**Source data:**
_ _ _

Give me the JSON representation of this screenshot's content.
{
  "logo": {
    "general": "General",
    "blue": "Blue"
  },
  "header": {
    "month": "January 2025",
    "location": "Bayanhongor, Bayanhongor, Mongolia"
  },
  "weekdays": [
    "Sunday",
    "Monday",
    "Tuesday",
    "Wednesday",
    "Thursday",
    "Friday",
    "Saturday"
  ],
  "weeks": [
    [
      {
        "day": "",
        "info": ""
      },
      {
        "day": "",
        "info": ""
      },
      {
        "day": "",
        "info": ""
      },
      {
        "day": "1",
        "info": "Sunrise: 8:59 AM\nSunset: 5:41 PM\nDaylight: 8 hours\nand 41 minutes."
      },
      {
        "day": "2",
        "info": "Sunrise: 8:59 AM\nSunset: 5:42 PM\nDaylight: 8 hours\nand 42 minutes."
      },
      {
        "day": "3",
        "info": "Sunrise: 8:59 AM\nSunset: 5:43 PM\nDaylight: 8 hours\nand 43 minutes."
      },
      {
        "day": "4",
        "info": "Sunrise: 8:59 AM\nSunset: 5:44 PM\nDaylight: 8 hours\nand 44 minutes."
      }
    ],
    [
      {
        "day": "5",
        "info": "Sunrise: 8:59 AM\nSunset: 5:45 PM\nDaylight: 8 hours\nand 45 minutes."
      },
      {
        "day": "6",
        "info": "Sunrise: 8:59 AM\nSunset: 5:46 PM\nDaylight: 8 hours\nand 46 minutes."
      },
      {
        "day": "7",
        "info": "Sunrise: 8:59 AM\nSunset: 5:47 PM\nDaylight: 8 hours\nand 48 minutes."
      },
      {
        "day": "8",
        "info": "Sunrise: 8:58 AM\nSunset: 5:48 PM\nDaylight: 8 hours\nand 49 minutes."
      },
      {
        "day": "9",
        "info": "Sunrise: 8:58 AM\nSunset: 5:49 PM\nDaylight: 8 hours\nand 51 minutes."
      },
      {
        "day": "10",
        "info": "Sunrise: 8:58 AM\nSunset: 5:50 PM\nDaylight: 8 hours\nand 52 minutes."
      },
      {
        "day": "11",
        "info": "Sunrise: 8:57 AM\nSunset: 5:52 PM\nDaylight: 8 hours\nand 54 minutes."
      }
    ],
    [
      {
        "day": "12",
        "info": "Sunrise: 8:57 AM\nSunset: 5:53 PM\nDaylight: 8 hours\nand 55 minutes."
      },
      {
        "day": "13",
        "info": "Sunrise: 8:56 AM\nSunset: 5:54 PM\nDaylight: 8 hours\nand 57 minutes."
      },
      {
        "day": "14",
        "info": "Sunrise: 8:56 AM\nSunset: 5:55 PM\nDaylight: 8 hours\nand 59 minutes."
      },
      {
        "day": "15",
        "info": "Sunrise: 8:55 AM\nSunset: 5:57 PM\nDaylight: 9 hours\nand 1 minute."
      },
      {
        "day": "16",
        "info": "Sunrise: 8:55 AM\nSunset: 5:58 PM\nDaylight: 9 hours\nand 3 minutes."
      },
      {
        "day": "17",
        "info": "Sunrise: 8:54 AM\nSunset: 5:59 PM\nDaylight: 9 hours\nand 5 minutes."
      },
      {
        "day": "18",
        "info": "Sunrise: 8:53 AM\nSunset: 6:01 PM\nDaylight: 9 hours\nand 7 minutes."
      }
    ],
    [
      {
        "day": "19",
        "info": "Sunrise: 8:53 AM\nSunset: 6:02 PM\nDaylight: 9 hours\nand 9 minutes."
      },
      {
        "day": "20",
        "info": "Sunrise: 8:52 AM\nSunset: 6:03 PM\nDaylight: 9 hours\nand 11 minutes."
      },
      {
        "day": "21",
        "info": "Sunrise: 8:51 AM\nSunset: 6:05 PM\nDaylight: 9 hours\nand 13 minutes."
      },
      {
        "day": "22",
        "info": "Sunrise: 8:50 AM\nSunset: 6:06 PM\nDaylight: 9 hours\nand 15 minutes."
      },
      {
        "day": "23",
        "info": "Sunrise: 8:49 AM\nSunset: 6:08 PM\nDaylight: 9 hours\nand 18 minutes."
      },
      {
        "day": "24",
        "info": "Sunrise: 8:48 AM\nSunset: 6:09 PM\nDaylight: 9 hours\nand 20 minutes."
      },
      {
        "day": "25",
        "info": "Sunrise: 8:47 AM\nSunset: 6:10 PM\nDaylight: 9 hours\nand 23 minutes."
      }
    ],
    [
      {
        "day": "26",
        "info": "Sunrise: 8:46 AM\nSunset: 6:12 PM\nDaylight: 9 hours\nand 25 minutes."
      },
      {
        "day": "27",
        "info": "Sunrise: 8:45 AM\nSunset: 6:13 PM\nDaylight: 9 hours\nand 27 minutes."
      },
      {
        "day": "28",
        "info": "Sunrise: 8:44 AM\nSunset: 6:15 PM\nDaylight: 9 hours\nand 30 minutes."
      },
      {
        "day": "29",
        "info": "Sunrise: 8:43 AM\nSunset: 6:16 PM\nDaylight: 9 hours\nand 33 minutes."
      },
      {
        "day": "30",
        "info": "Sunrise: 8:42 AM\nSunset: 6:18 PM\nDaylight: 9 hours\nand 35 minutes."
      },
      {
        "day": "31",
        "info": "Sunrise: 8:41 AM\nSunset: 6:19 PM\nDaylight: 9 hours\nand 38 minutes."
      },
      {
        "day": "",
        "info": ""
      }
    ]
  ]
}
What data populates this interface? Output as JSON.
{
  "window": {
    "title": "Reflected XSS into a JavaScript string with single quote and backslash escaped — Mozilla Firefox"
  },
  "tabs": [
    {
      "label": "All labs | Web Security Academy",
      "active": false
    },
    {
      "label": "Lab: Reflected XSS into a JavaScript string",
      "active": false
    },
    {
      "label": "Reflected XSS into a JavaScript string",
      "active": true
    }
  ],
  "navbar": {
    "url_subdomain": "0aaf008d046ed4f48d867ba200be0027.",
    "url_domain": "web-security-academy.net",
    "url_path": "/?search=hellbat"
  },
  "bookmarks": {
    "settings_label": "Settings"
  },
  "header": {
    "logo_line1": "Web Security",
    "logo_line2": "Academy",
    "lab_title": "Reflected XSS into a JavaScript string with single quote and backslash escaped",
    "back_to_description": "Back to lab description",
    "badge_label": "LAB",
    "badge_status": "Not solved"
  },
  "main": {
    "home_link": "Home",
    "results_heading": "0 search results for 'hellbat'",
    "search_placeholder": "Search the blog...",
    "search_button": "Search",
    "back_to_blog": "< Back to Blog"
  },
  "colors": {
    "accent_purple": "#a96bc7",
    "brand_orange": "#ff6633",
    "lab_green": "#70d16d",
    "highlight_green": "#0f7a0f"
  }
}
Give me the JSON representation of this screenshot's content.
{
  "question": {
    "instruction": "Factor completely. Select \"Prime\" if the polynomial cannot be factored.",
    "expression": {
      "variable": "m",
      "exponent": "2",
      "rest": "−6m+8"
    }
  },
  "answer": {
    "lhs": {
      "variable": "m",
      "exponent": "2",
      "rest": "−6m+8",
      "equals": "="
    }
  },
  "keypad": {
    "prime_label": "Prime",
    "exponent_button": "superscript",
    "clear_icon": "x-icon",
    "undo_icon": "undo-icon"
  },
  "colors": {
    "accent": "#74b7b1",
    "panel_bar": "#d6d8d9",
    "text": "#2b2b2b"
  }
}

_ _ _

**Work required:** Tally every line of the data that holds the word "hellbat" and write the count alone.

**Response to this task:** 2